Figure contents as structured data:

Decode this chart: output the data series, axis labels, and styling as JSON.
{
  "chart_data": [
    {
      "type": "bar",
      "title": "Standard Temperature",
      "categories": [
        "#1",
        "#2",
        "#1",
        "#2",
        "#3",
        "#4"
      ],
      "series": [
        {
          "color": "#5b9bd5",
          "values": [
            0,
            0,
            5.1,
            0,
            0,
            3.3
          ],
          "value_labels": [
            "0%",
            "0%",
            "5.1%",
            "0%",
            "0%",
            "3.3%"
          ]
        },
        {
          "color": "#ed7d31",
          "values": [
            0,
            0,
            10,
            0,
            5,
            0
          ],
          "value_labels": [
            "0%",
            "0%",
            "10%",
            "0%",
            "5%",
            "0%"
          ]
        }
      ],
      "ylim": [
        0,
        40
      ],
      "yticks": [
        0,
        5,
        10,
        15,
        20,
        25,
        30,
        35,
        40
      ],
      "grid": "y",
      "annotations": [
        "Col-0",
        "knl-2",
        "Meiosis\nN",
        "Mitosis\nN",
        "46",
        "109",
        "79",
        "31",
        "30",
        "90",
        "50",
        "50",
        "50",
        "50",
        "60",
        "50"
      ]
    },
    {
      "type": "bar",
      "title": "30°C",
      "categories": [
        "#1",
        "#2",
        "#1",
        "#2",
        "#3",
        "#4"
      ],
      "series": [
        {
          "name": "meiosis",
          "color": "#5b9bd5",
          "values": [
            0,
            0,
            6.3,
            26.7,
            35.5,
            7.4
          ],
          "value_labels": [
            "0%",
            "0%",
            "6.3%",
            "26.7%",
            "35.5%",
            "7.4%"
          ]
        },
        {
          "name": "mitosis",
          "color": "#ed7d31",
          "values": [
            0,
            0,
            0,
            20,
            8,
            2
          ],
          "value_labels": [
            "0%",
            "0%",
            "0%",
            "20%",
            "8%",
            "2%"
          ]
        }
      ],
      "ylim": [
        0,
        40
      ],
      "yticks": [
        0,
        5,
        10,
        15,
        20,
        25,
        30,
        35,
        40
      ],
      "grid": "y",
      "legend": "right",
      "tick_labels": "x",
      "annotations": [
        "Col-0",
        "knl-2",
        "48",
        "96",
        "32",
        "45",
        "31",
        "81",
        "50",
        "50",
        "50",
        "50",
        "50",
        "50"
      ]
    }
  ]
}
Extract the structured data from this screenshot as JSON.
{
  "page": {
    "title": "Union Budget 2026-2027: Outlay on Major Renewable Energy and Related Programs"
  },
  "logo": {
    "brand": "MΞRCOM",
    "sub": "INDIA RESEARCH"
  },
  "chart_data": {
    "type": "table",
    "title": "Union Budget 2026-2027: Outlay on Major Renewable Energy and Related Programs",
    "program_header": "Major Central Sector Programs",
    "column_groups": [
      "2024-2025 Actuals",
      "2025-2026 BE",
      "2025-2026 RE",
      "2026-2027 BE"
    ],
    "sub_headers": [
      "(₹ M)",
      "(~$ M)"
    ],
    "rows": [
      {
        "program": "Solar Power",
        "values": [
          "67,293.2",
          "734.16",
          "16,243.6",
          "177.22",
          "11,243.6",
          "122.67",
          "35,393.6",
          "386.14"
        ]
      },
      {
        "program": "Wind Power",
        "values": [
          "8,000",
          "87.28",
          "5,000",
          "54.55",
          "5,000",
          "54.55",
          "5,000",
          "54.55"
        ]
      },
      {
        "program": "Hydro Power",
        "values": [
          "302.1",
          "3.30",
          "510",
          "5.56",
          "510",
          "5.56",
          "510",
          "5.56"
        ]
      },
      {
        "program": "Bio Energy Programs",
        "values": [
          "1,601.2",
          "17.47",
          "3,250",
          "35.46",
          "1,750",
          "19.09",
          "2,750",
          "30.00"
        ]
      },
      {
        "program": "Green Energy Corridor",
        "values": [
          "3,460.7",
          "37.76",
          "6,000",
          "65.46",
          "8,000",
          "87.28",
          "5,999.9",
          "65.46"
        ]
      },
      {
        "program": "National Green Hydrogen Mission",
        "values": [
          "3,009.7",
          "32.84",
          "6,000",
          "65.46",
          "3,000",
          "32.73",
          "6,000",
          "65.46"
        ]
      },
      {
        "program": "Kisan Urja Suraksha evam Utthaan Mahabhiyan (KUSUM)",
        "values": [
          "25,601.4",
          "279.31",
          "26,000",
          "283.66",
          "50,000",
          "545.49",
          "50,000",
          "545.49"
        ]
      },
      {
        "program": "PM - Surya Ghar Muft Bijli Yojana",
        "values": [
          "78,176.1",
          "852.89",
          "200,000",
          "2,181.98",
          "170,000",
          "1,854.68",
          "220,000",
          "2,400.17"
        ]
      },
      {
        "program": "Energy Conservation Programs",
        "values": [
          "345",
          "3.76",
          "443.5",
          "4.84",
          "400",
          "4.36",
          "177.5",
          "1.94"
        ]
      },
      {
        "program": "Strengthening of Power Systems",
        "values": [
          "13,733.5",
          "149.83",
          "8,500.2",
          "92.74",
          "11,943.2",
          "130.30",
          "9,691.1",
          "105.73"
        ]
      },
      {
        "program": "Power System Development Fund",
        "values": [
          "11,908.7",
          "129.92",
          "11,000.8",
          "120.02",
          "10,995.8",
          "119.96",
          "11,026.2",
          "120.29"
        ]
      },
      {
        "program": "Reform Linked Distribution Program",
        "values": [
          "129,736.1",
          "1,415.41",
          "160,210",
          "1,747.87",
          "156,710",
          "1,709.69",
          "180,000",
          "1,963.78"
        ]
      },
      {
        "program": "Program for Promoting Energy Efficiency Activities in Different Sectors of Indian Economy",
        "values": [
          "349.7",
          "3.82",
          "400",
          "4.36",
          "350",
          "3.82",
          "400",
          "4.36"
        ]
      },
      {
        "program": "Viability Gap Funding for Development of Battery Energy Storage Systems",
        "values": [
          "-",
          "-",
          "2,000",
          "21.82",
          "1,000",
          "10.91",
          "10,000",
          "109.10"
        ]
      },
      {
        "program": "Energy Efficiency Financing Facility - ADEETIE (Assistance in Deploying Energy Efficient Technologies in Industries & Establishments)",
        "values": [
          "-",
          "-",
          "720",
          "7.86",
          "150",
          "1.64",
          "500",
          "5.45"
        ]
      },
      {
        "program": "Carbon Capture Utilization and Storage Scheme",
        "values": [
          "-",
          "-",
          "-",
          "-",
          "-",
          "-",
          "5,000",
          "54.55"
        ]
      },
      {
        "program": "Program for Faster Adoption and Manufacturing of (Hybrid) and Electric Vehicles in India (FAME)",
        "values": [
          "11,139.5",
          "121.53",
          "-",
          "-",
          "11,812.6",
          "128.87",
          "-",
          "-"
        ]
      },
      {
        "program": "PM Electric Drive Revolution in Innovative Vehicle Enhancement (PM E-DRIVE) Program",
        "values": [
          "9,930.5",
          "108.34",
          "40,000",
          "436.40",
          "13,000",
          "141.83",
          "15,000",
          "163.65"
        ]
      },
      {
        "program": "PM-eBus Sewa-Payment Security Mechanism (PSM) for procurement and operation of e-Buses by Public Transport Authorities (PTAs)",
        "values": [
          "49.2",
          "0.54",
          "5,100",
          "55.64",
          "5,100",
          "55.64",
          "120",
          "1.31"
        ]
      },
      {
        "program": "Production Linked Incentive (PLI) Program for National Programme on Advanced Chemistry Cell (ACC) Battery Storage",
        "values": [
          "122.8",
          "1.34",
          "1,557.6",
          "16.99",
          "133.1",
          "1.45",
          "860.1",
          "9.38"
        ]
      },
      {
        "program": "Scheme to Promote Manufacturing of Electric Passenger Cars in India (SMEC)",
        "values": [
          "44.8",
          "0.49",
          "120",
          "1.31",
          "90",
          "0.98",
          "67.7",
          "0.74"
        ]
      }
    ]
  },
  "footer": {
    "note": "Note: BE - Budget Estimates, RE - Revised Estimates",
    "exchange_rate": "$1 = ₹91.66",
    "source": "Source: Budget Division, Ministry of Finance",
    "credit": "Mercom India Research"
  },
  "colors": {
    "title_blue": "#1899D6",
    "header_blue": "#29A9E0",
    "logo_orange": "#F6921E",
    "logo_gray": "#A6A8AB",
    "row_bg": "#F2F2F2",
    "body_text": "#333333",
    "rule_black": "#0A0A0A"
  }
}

*Exercise task*
Identify the lines that contain the string "Programs", and copy every one of them.

*Complete response*
    "title": "Union Budget 2026-2027: Outlay on Major Renewable Energy and Related Programs"
    "title": "Union Budget 2026-2027: Outlay on Major Renewable Energy and Related Programs",
    "program_header": "Major Central Sector Programs",
        "program": "Bio Energy Programs",
        "program": "Energy Conservation Programs",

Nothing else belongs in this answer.